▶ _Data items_
──────────

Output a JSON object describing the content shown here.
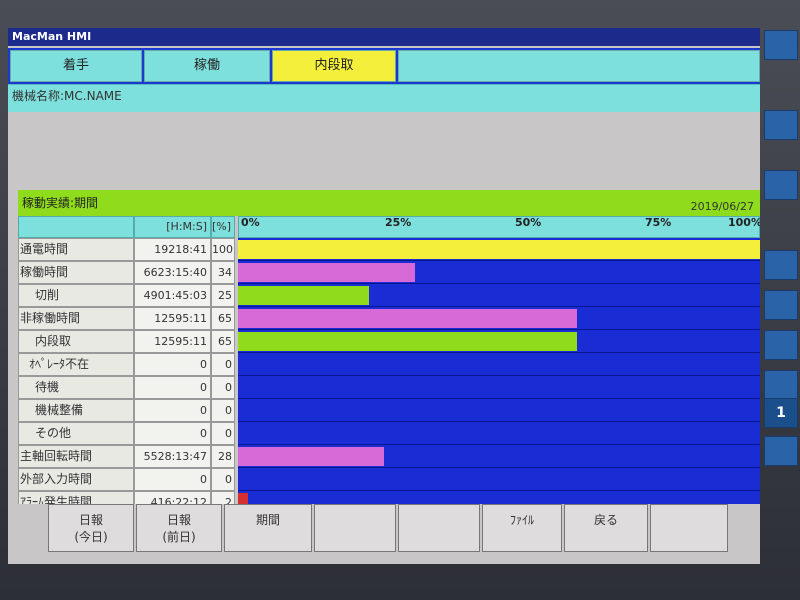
{
  "window": {
    "title": "MacMan HMI"
  },
  "tabs": [
    {
      "label": "着手",
      "active": false
    },
    {
      "label": "稼働",
      "active": false
    },
    {
      "label": "内段取",
      "active": true
    }
  ],
  "machine": {
    "label": "機械名称:MC.NAME"
  },
  "section": {
    "title": "稼動実績:期間",
    "date": "2019/06/27"
  },
  "columns": {
    "time": "[H:M:S]",
    "pct": "[%]"
  },
  "scale": {
    "p0": "0%",
    "p25": "25%",
    "p50": "50%",
    "p75": "75%",
    "p100": "100%"
  },
  "rows": [
    {
      "name": "通電時間",
      "time": "19218:41",
      "pct": "100",
      "color": "#f3ef3a"
    },
    {
      "name": "稼働時間",
      "time": "6623:15:40",
      "pct": "34",
      "color": "#d86ad8"
    },
    {
      "name": "切削",
      "time": "4901:45:03",
      "pct": "25",
      "color": "#8fdc1d"
    },
    {
      "name": "非稼働時間",
      "time": "12595:11",
      "pct": "65",
      "color": "#d86ad8"
    },
    {
      "name": "内段取",
      "time": "12595:11",
      "pct": "65",
      "color": "#8fdc1d"
    },
    {
      "name": "ｵﾍﾟﾚｰﾀ不在",
      "time": "0",
      "pct": "0",
      "color": "#8fdc1d"
    },
    {
      "name": "待機",
      "time": "0",
      "pct": "0",
      "color": "#8fdc1d"
    },
    {
      "name": "機械整備",
      "time": "0",
      "pct": "0",
      "color": "#8fdc1d"
    },
    {
      "name": "その他",
      "time": "0",
      "pct": "0",
      "color": "#8fdc1d"
    },
    {
      "name": "主軸回転時間",
      "time": "5528:13:47",
      "pct": "28",
      "color": "#d86ad8"
    },
    {
      "name": "外部入力時間",
      "time": "0",
      "pct": "0",
      "color": "#d86ad8"
    },
    {
      "name": "ｱﾗｰﾑ発生時間",
      "time": "416:22:12",
      "pct": "2",
      "color": "#d43030"
    }
  ],
  "softkeys": [
    {
      "line1": "日報",
      "line2": "(今日)"
    },
    {
      "line1": "日報",
      "line2": "(前日)"
    },
    {
      "line1": "期間",
      "line2": ""
    },
    {
      "line1": "",
      "line2": ""
    },
    {
      "line1": "",
      "line2": ""
    },
    {
      "line1": "ﾌｧｲﾙ",
      "line2": ""
    },
    {
      "line1": "戻る",
      "line2": ""
    },
    {
      "line1": "",
      "line2": ""
    }
  ],
  "rightbar": {
    "page": "1"
  }
}
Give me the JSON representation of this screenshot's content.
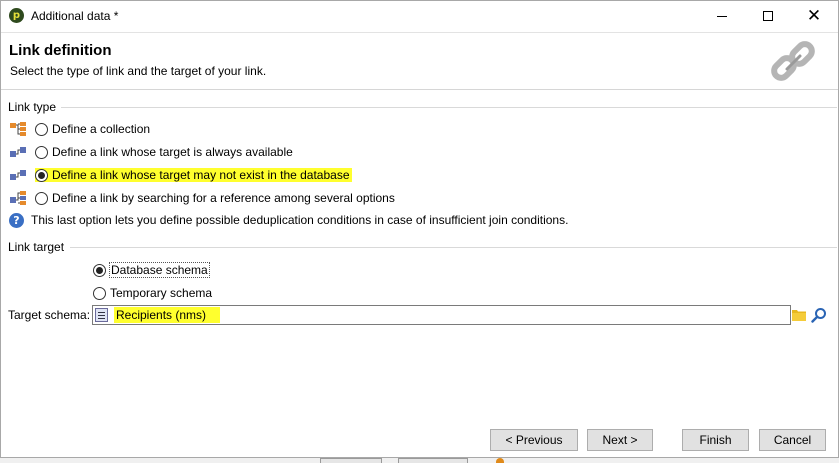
{
  "window": {
    "title": "Additional data *",
    "app_icon_letter": "p"
  },
  "header": {
    "title": "Link definition",
    "subtitle": "Select the type of link and the target of your link."
  },
  "link_type": {
    "group_label": "Link type",
    "options": [
      {
        "label": "Define a collection",
        "checked": false
      },
      {
        "label": "Define a link whose target is always available",
        "checked": false
      },
      {
        "label": "Define a link whose target may not exist in the database",
        "checked": true
      },
      {
        "label": "Define a link by searching for a reference among several options",
        "checked": false
      }
    ],
    "info_text": "This last option lets you define possible deduplication conditions in case of insufficient join conditions."
  },
  "link_target": {
    "group_label": "Link target",
    "options": [
      {
        "label": "Database schema",
        "checked": true
      },
      {
        "label": "Temporary schema",
        "checked": false
      }
    ],
    "schema_label": "Target schema:",
    "schema_value": "Recipients (nms)"
  },
  "buttons": {
    "previous": "< Previous",
    "next": "Next >",
    "finish": "Finish",
    "cancel": "Cancel"
  },
  "colors": {
    "highlight": "#ffff2e",
    "info_blue": "#3a6fc4"
  }
}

──────────

▶ _EXERCISE_
Give every line above again exactly, with no pictures.

▶ _TASK SOLUTION_
Output a JSON object describing the content shown here.
{
  "window": {
    "title": "MacMan HMI"
  },
  "tabs": [
    {
      "label": "着手",
      "active": false
    },
    {
      "label": "稼働",
      "active": false
    },
    {
      "label": "内段取",
      "active": true
    }
  ],
  "machine": {
    "label": "機械名称:MC.NAME"
  },
  "section": {
    "title": "稼動実績:期間",
    "date": "2019/06/27"
  },
  "columns": {
    "time": "[H:M:S]",
    "pct": "[%]"
  },
  "scale": {
    "p0": "0%",
    "p25": "25%",
    "p50": "50%",
    "p75": "75%",
    "p100": "100%"
  },
  "rows": [
    {
      "name": "通電時間",
      "time": "19218:41",
      "pct": "100",
      "color": "#f3ef3a"
    },
    {
      "name": "稼働時間",
      "time": "6623:15:40",
      "pct": "34",
      "color": "#d86ad8"
    },
    {
      "name": "切削",
      "time": "4901:45:03",
      "pct": "25",
      "color": "#8fdc1d"
    },
    {
      "name": "非稼働時間",
      "time": "12595:11",
      "pct": "65",
      "color": "#d86ad8"
    },
    {
      "name": "内段取",
      "time": "12595:11",
      "pct": "65",
      "color": "#8fdc1d"
    },
    {
      "name": "ｵﾍﾟﾚｰﾀ不在",
      "time": "0",
      "pct": "0",
      "color": "#8fdc1d"
    },
    {
      "name": "待機",
      "time": "0",
      "pct": "0",
      "color": "#8fdc1d"
    },
    {
      "name": "機械整備",
      "time": "0",
      "pct": "0",
      "color": "#8fdc1d"
    },
    {
      "name": "その他",
      "time": "0",
      "pct": "0",
      "color": "#8fdc1d"
    },
    {
      "name": "主軸回転時間",
      "time": "5528:13:47",
      "pct": "28",
      "color": "#d86ad8"
    },
    {
      "name": "外部入力時間",
      "time": "0",
      "pct": "0",
      "color": "#d86ad8"
    },
    {
      "name": "ｱﾗｰﾑ発生時間",
      "time": "416:22:12",
      "pct": "2",
      "color": "#d43030"
    }
  ],
  "softkeys": [
    {
      "line1": "日報",
      "line2": "(今日)"
    },
    {
      "line1": "日報",
      "line2": "(前日)"
    },
    {
      "line1": "期間",
      "line2": ""
    },
    {
      "line1": "",
      "line2": ""
    },
    {
      "line1": "",
      "line2": ""
    },
    {
      "line1": "ﾌｧｲﾙ",
      "line2": ""
    },
    {
      "line1": "戻る",
      "line2": ""
    },
    {
      "line1": "",
      "line2": ""
    }
  ],
  "rightbar": {
    "page": "1"
  }
}
Give me the JSON representation of this screenshot's content.
{
  "window": {
    "title": "Additional data *",
    "app_icon_letter": "p"
  },
  "header": {
    "title": "Link definition",
    "subtitle": "Select the type of link and the target of your link."
  },
  "link_type": {
    "group_label": "Link type",
    "options": [
      {
        "label": "Define a collection",
        "checked": false
      },
      {
        "label": "Define a link whose target is always available",
        "checked": false
      },
      {
        "label": "Define a link whose target may not exist in the database",
        "checked": true
      },
      {
        "label": "Define a link by searching for a reference among several options",
        "checked": false
      }
    ],
    "info_text": "This last option lets you define possible deduplication conditions in case of insufficient join conditions."
  },
  "link_target": {
    "group_label": "Link target",
    "options": [
      {
        "label": "Database schema",
        "checked": true
      },
      {
        "label": "Temporary schema",
        "checked": false
      }
    ],
    "schema_label": "Target schema:",
    "schema_value": "Recipients (nms)"
  },
  "buttons": {
    "previous": "< Previous",
    "next": "Next >",
    "finish": "Finish",
    "cancel": "Cancel"
  },
  "colors": {
    "highlight": "#ffff2e",
    "info_blue": "#3a6fc4"
  }
}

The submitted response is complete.